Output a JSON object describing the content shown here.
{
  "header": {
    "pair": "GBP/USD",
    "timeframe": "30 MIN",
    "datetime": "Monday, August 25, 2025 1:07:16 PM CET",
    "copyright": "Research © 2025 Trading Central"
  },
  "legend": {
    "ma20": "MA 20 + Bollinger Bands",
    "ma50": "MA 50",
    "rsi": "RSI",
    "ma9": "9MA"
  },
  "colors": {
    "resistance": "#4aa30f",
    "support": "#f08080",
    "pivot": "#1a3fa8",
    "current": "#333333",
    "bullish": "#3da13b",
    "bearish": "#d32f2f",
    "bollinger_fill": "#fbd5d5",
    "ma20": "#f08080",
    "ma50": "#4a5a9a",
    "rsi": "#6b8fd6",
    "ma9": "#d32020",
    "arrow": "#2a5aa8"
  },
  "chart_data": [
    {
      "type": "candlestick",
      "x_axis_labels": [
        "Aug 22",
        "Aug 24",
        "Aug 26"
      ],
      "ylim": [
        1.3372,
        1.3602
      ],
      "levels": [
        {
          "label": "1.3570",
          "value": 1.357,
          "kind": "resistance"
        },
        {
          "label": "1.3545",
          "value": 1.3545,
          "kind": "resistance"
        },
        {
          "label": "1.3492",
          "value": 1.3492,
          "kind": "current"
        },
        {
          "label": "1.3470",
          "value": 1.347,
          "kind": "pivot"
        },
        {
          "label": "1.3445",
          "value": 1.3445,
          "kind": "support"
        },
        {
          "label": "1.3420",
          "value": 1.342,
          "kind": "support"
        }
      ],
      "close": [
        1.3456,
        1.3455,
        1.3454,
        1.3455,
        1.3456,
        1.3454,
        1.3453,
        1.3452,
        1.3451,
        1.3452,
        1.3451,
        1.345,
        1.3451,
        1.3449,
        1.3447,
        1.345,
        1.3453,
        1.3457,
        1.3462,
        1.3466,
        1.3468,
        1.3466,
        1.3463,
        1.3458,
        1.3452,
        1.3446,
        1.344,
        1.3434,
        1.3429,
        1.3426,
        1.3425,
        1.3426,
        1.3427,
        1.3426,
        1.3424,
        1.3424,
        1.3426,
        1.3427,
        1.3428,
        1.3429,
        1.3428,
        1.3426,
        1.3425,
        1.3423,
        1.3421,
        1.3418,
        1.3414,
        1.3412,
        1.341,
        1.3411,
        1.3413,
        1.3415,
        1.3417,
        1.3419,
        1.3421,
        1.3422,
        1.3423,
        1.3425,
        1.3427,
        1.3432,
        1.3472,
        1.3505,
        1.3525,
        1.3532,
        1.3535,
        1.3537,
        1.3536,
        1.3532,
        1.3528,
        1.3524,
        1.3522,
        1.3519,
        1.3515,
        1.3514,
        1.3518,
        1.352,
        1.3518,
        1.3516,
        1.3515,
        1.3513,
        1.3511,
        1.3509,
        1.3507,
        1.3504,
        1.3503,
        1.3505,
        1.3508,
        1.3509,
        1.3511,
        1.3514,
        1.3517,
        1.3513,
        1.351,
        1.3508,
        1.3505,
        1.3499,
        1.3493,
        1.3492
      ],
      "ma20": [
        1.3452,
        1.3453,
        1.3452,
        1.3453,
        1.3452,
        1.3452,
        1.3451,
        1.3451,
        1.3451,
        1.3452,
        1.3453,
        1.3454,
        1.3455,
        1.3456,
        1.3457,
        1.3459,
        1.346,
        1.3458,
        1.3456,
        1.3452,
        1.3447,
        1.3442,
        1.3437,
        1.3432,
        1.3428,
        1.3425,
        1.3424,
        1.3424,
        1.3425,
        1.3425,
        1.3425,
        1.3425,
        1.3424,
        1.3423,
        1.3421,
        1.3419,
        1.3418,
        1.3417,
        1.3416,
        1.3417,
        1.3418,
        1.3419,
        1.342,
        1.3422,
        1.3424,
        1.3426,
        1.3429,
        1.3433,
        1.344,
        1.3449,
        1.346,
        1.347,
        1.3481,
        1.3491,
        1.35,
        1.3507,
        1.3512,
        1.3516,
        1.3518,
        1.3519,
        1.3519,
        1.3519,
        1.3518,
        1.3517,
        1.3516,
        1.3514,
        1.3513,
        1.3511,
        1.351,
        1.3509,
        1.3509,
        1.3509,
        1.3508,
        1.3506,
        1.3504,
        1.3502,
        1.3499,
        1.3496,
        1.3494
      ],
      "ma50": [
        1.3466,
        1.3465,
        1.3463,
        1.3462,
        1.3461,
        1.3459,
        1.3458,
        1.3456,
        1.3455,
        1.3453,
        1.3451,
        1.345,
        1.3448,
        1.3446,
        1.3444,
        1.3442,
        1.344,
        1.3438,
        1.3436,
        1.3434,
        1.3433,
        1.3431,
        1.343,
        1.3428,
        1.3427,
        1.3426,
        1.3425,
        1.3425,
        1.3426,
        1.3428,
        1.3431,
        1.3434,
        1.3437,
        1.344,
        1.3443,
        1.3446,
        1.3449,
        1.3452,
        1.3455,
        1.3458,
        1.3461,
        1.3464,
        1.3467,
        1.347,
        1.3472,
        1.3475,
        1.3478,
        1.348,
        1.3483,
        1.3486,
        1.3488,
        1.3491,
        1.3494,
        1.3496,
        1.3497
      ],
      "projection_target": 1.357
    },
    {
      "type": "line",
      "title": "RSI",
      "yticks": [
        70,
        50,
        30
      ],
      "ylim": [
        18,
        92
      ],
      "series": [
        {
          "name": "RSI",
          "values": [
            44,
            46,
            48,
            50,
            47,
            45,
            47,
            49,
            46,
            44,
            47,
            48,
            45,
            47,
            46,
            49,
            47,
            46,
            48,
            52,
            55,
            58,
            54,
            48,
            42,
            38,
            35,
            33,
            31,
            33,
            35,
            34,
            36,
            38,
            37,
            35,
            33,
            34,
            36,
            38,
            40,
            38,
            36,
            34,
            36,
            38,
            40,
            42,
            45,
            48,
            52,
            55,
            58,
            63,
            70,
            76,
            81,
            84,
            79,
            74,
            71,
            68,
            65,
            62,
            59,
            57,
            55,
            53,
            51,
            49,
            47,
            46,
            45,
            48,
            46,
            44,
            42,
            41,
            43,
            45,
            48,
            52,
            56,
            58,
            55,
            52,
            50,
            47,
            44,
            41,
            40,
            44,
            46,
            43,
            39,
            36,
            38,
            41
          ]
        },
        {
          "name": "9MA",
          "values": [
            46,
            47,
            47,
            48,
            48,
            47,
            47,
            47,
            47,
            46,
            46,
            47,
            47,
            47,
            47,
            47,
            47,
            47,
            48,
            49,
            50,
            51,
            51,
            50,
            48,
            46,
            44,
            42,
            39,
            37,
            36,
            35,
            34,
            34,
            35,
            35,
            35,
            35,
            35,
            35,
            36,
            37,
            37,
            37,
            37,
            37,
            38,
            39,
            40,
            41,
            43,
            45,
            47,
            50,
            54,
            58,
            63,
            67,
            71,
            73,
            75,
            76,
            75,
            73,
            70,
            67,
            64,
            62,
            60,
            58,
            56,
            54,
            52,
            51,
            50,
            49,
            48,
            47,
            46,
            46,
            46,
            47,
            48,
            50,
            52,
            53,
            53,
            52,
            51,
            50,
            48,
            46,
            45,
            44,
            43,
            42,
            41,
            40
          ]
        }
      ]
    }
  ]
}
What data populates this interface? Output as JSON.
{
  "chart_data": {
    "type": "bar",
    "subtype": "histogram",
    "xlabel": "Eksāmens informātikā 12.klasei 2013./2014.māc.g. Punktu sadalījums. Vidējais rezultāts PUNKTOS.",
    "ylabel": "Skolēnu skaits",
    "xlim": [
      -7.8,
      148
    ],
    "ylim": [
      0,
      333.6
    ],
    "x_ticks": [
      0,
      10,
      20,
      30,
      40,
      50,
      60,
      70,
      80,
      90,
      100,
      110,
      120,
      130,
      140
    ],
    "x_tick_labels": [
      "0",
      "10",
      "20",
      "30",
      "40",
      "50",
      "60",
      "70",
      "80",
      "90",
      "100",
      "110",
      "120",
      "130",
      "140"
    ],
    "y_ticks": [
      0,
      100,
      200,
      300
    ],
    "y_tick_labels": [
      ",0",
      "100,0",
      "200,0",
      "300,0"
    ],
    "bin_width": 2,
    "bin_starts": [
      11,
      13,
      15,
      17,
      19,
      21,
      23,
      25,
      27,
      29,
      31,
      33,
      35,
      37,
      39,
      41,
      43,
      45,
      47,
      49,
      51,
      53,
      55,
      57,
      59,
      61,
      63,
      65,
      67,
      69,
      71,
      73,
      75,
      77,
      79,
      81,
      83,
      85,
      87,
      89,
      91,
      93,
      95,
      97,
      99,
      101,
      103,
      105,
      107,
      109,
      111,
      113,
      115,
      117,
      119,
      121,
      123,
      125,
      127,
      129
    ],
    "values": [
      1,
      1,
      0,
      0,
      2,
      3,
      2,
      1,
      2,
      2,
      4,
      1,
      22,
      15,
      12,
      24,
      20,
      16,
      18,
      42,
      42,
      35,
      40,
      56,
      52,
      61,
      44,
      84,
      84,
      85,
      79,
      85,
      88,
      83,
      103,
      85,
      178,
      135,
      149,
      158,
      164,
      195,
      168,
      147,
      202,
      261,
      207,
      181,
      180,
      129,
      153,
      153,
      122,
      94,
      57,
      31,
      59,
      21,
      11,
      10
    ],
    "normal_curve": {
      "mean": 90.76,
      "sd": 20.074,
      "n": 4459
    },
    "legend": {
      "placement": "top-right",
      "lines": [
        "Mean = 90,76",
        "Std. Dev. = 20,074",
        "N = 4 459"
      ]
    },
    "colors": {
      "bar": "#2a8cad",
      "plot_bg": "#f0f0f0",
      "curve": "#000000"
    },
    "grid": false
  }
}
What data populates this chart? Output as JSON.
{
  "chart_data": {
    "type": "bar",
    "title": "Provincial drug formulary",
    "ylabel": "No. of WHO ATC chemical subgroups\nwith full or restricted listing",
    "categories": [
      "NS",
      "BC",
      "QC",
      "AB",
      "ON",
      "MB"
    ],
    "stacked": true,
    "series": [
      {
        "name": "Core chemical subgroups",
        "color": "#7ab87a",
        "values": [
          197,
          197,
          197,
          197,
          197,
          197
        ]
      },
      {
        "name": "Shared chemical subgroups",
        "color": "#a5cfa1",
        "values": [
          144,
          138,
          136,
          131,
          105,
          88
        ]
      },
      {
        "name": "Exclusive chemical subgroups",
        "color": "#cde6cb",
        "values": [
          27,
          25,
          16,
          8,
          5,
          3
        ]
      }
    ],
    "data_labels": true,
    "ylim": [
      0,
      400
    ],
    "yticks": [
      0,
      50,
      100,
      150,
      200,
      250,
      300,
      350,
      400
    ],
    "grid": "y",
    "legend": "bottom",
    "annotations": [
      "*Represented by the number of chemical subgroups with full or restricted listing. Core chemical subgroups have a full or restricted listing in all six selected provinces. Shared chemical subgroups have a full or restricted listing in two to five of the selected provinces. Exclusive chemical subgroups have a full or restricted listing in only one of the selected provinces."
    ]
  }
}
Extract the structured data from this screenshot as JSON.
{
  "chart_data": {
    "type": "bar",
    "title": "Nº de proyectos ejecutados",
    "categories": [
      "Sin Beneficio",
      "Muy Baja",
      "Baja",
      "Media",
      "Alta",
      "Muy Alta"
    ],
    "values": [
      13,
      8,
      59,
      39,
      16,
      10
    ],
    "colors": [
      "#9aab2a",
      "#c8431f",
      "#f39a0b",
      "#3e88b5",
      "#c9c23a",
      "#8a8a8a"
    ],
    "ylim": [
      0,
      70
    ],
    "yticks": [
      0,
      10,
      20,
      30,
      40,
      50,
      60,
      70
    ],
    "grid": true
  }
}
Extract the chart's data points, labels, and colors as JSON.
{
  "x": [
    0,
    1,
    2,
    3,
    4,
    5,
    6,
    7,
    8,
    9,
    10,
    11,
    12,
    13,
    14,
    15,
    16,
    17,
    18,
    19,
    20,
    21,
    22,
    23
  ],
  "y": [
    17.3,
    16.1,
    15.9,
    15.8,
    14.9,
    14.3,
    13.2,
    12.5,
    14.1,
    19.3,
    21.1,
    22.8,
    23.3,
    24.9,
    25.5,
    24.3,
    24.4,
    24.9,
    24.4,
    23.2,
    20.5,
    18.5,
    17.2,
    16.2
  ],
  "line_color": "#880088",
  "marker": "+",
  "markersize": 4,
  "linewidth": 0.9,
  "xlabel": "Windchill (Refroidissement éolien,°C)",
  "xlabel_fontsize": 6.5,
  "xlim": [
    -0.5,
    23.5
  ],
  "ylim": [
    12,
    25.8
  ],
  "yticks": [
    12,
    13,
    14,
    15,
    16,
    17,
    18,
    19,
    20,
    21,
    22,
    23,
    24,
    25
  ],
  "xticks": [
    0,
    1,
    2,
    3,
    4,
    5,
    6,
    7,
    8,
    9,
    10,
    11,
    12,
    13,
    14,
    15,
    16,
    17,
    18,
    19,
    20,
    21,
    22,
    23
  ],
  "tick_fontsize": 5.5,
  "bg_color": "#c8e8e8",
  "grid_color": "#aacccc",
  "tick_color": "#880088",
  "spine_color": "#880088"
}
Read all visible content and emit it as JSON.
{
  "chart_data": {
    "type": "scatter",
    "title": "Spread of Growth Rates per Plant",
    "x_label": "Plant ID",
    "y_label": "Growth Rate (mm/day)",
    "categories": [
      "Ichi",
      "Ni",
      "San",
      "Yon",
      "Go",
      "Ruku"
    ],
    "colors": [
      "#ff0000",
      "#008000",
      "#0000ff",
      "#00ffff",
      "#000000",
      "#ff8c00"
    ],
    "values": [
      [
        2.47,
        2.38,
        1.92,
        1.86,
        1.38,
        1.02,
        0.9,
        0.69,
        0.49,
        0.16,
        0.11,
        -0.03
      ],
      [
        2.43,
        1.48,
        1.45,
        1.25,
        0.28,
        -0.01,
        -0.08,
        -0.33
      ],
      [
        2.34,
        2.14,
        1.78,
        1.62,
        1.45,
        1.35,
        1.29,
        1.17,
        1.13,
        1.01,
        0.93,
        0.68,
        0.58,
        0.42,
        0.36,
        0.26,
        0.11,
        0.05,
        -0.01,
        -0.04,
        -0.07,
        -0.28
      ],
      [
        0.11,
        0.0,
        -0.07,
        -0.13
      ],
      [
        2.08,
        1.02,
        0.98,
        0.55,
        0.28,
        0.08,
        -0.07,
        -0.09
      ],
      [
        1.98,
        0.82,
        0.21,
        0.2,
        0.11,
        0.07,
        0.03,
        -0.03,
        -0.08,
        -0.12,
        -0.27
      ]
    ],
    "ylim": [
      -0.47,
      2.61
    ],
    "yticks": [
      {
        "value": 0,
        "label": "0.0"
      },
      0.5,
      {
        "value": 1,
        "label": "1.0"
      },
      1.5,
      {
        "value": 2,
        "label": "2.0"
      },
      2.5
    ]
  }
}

▶ _Stated problem_: Check each line of the data above for the word "populates" and say how many lines contain it, giving nothing besides the number.

▶ _Problem solution_: 2